- _WORK ORDER_
The expected result is every line of the records, printed exactly.

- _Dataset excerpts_
Content starts

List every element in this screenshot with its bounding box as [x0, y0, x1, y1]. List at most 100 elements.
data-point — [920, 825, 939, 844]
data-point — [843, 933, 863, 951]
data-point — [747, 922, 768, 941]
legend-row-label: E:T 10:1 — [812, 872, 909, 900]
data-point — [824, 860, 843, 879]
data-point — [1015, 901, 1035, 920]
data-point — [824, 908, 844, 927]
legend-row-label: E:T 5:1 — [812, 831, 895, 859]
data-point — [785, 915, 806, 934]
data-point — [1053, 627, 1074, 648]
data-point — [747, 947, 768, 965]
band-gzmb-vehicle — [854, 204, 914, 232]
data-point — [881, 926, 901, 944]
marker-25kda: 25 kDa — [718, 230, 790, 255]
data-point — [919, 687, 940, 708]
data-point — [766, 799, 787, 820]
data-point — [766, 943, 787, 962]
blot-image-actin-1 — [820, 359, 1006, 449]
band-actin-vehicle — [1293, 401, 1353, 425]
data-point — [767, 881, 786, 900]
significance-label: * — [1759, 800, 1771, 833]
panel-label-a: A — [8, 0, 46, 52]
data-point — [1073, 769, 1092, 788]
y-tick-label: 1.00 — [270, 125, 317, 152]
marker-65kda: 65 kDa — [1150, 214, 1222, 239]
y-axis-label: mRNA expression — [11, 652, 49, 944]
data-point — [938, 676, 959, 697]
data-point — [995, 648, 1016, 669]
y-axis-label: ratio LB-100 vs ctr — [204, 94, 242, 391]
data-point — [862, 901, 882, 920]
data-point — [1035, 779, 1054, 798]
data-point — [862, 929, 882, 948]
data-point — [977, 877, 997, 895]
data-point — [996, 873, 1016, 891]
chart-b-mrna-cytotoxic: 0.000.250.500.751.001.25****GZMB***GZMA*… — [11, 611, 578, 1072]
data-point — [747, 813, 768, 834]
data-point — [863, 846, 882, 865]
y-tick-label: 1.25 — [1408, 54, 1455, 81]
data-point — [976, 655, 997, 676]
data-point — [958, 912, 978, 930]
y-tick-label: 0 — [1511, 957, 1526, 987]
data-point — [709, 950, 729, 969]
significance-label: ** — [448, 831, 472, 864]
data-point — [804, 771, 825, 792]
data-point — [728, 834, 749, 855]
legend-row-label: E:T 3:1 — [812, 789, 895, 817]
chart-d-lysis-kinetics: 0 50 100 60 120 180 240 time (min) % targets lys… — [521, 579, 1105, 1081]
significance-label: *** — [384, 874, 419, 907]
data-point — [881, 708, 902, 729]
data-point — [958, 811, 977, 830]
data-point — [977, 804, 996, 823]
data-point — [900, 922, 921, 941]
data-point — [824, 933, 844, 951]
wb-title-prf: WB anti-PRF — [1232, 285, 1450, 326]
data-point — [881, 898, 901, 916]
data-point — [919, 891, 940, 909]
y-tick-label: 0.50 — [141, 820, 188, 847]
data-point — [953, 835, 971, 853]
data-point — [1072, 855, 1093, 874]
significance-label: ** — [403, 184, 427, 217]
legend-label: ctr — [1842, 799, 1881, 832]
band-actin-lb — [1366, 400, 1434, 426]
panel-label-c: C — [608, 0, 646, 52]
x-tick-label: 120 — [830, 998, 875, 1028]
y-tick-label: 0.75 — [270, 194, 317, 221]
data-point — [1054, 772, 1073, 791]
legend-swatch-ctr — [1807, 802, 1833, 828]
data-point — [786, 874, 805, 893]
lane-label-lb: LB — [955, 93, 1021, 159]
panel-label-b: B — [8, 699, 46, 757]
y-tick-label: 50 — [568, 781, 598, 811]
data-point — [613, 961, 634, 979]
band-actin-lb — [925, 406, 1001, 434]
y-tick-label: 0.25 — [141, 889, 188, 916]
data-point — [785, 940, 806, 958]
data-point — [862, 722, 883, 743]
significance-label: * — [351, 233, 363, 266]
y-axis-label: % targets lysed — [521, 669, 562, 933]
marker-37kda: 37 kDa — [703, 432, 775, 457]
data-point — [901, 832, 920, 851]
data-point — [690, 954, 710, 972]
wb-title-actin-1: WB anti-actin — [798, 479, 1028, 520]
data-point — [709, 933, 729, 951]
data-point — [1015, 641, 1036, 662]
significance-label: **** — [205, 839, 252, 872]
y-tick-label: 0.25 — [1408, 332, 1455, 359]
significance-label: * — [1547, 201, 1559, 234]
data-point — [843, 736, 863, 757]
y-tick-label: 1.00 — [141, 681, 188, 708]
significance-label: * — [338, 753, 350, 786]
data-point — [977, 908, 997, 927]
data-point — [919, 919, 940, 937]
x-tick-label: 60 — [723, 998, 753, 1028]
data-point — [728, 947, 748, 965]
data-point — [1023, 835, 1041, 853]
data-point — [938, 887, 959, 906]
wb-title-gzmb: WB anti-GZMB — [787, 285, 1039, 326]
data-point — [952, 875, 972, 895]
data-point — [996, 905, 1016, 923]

Content ends

- _SOLUTION TO THE EXERCISE_
List every element in this screenshot with its bounding box as [x0, y0, x1, y1]. List at most 100 elements.
data-point — [920, 825, 939, 844]
data-point — [843, 933, 863, 951]
data-point — [747, 922, 768, 941]
legend-row-label: E:T 10:1 — [812, 872, 909, 900]
data-point — [824, 860, 843, 879]
data-point — [1015, 901, 1035, 920]
data-point — [824, 908, 844, 927]
legend-row-label: E:T 5:1 — [812, 831, 895, 859]
data-point — [785, 915, 806, 934]
data-point — [1053, 627, 1074, 648]
data-point — [747, 947, 768, 965]
band-gzmb-vehicle — [854, 204, 914, 232]
data-point — [881, 926, 901, 944]
marker-25kda: 25 kDa — [718, 230, 790, 255]
data-point — [919, 687, 940, 708]
data-point — [766, 799, 787, 820]
data-point — [766, 943, 787, 962]
blot-image-actin-1 — [820, 359, 1006, 449]
band-actin-vehicle — [1293, 401, 1353, 425]
data-point — [767, 881, 786, 900]
significance-label: * — [1759, 800, 1771, 833]
panel-label-a: A — [8, 0, 46, 52]
data-point — [1073, 769, 1092, 788]
y-tick-label: 1.00 — [270, 125, 317, 152]
marker-65kda: 65 kDa — [1150, 214, 1222, 239]
y-axis-label: mRNA expression — [11, 652, 49, 944]
data-point — [938, 676, 959, 697]
data-point — [995, 648, 1016, 669]
y-axis-label: ratio LB-100 vs ctr — [204, 94, 242, 391]
data-point — [862, 901, 882, 920]
data-point — [1035, 779, 1054, 798]
data-point — [862, 929, 882, 948]
data-point — [977, 877, 997, 895]
data-point — [996, 873, 1016, 891]
chart-b-mrna-cytotoxic: 0.000.250.500.751.001.25****GZMB***GZMA*… — [11, 611, 578, 1072]
data-point — [747, 813, 768, 834]
data-point — [863, 846, 882, 865]
y-tick-label: 1.25 — [1408, 54, 1455, 81]
data-point — [976, 655, 997, 676]
data-point — [958, 912, 978, 930]
y-tick-label: 0 — [1511, 957, 1526, 987]
data-point — [709, 950, 729, 969]
significance-label: ** — [448, 831, 472, 864]
data-point — [804, 771, 825, 792]
data-point — [728, 834, 749, 855]
legend-row-label: E:T 3:1 — [812, 789, 895, 817]
chart-d-lysis-kinetics: 0 50 100 60 120 180 240 time (min) % targets lys… — [521, 579, 1105, 1081]
significance-label: *** — [384, 874, 419, 907]
data-point — [881, 708, 902, 729]
data-point — [958, 811, 977, 830]
data-point — [977, 804, 996, 823]
data-point — [900, 922, 921, 941]
data-point — [824, 933, 844, 951]
wb-title-prf: WB anti-PRF — [1232, 285, 1450, 326]
data-point — [881, 898, 901, 916]
data-point — [919, 891, 940, 909]
y-tick-label: 0.50 — [141, 820, 188, 847]
data-point — [953, 835, 971, 853]
data-point — [1072, 855, 1093, 874]
significance-label: ** — [403, 184, 427, 217]
legend-label: ctr — [1842, 799, 1881, 832]
band-actin-lb — [1366, 400, 1434, 426]
panel-label-c: C — [608, 0, 646, 52]
x-tick-label: 120 — [830, 998, 875, 1028]
y-tick-label: 0.75 — [270, 194, 317, 221]
data-point — [1054, 772, 1073, 791]
legend-swatch-ctr — [1807, 802, 1833, 828]
data-point — [786, 874, 805, 893]
lane-label-lb: LB — [955, 93, 1021, 159]
panel-label-b: B — [8, 699, 46, 757]
y-tick-label: 50 — [568, 781, 598, 811]
data-point — [613, 961, 634, 979]
band-actin-lb — [925, 406, 1001, 434]
y-tick-label: 0.25 — [141, 889, 188, 916]
data-point — [785, 940, 806, 958]
data-point — [862, 722, 883, 743]
significance-label: * — [351, 233, 363, 266]
y-axis-label: % targets lysed — [521, 669, 562, 933]
marker-37kda: 37 kDa — [703, 432, 775, 457]
data-point — [901, 832, 920, 851]
data-point — [690, 954, 710, 972]
wb-title-actin-1: WB anti-actin — [798, 479, 1028, 520]
data-point — [709, 933, 729, 951]
data-point — [1015, 641, 1036, 662]
significance-label: **** — [205, 839, 252, 872]
y-tick-label: 0.25 — [1408, 332, 1455, 359]
significance-label: * — [1547, 201, 1559, 234]
data-point — [843, 736, 863, 757]
y-tick-label: 1.00 — [141, 681, 188, 708]
significance-label: * — [338, 753, 350, 786]
data-point — [977, 908, 997, 927]
data-point — [919, 919, 940, 937]
x-tick-label: 60 — [723, 998, 753, 1028]
data-point — [728, 947, 748, 965]
data-point — [1023, 835, 1041, 853]
data-point — [938, 887, 959, 906]
wb-title-gzmb: WB anti-GZMB — [787, 285, 1039, 326]
data-point — [952, 875, 972, 895]
data-point — [996, 905, 1016, 923]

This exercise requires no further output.